» Exercise:
Copy each line holding the string "Semestre".
>> BEGIN Exercise input
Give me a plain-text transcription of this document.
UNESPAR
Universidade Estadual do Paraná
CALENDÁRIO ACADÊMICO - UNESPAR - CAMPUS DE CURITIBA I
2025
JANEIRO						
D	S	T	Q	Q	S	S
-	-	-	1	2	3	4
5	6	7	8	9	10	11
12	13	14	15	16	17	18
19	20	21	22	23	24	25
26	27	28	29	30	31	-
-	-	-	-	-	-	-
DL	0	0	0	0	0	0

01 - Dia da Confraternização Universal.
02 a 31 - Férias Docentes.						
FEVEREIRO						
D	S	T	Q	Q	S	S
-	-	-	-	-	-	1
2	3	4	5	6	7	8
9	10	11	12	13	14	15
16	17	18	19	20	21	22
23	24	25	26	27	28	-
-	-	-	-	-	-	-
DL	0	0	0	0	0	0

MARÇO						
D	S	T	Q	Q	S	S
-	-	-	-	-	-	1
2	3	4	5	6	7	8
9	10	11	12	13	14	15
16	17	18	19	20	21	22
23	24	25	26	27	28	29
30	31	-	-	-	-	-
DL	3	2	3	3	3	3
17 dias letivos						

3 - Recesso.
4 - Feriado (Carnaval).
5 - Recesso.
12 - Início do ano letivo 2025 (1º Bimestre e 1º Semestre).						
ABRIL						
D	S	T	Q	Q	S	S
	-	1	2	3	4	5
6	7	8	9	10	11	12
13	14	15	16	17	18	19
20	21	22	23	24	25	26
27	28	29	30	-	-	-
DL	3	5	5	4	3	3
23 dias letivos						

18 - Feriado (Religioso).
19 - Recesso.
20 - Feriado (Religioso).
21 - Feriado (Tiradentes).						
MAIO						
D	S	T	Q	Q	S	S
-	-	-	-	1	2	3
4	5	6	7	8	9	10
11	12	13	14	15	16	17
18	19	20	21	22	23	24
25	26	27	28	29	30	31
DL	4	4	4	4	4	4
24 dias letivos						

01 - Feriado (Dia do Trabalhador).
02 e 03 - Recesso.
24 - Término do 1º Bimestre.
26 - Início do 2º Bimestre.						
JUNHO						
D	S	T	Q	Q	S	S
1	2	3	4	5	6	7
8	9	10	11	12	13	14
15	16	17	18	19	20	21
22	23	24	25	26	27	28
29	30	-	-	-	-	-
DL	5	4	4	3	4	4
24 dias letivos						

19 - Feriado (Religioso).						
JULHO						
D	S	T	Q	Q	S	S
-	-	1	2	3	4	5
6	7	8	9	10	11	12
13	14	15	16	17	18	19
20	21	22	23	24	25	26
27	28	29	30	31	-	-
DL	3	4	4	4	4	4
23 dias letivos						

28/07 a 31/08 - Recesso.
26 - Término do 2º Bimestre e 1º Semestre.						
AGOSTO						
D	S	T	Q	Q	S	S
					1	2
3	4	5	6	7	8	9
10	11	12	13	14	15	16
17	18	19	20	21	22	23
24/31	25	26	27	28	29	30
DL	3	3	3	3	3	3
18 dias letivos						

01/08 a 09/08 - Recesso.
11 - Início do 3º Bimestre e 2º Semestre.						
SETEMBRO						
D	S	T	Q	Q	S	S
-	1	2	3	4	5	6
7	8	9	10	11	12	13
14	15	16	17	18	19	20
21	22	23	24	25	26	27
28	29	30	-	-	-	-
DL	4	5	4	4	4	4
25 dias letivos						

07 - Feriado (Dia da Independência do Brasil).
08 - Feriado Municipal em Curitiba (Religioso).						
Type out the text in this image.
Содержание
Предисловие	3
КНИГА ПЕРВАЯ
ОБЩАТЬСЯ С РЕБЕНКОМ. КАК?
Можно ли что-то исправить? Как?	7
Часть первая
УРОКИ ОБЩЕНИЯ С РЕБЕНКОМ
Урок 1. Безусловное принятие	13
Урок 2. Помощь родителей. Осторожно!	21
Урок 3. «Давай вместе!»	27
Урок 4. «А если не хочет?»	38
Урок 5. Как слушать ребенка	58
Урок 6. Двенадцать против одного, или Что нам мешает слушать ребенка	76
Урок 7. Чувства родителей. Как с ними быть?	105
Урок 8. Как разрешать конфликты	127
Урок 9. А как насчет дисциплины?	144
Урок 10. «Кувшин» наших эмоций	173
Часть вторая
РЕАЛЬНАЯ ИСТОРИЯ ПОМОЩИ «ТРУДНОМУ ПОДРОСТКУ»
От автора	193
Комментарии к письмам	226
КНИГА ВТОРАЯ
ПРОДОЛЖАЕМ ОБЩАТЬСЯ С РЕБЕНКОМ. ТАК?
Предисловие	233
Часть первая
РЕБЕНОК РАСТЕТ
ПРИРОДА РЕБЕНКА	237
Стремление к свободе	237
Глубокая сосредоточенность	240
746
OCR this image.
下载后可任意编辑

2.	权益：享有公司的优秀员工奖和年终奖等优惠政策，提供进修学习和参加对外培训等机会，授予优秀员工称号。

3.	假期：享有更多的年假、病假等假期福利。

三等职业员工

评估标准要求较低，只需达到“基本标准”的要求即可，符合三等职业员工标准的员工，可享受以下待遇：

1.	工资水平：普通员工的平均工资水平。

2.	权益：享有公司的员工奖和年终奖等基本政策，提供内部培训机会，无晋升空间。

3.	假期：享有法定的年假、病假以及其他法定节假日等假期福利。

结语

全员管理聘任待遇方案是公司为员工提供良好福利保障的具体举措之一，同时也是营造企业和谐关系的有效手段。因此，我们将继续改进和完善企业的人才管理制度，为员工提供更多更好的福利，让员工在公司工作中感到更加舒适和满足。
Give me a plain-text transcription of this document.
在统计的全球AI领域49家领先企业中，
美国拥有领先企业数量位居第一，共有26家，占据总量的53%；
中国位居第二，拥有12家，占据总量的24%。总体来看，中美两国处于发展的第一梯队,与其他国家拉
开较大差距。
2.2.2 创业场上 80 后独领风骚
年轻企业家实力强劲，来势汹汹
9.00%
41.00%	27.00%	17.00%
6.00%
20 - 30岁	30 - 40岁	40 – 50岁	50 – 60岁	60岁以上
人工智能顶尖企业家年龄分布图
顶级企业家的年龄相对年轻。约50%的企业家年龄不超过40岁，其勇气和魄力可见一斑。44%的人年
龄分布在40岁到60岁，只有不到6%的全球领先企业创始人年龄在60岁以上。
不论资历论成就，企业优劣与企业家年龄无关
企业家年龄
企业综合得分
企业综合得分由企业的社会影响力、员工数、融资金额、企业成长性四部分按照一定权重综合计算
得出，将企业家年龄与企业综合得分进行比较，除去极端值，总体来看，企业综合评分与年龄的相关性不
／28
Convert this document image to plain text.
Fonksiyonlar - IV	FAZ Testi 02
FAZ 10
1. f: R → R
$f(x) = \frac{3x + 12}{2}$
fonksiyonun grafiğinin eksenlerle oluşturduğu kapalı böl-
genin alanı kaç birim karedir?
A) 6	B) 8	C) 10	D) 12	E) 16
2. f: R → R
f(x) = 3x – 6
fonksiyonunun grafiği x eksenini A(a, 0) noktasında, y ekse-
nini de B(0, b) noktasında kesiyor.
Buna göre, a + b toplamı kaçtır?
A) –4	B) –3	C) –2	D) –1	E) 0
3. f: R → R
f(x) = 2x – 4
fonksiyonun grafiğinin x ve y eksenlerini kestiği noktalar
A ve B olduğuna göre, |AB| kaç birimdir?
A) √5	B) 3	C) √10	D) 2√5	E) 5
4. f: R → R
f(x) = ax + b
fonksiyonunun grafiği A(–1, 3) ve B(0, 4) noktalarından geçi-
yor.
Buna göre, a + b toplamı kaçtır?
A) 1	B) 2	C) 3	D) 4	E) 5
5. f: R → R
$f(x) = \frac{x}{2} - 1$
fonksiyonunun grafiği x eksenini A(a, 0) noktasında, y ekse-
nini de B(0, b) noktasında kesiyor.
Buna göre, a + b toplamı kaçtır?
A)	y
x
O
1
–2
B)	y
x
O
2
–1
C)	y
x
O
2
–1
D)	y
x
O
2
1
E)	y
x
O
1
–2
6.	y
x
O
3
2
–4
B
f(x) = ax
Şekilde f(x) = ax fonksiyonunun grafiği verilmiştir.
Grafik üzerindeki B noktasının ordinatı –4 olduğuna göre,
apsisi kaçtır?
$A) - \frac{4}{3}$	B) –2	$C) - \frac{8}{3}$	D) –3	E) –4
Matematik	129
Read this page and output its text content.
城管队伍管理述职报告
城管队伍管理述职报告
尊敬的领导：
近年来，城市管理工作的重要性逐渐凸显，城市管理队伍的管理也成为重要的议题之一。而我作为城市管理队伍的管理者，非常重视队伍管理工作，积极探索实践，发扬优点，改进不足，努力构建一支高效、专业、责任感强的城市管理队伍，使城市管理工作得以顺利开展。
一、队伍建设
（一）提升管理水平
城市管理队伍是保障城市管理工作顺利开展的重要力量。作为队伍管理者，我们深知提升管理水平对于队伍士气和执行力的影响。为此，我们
>> END Exercise input
» Answer to this problem:
12 - Início do ano letivo 2025 (1º Bimestre e 1º Semestre).						
26 - Término do 2º Bimestre e 1º Semestre.						
11 - Início do 3º Bimestre e 2º Semestre.						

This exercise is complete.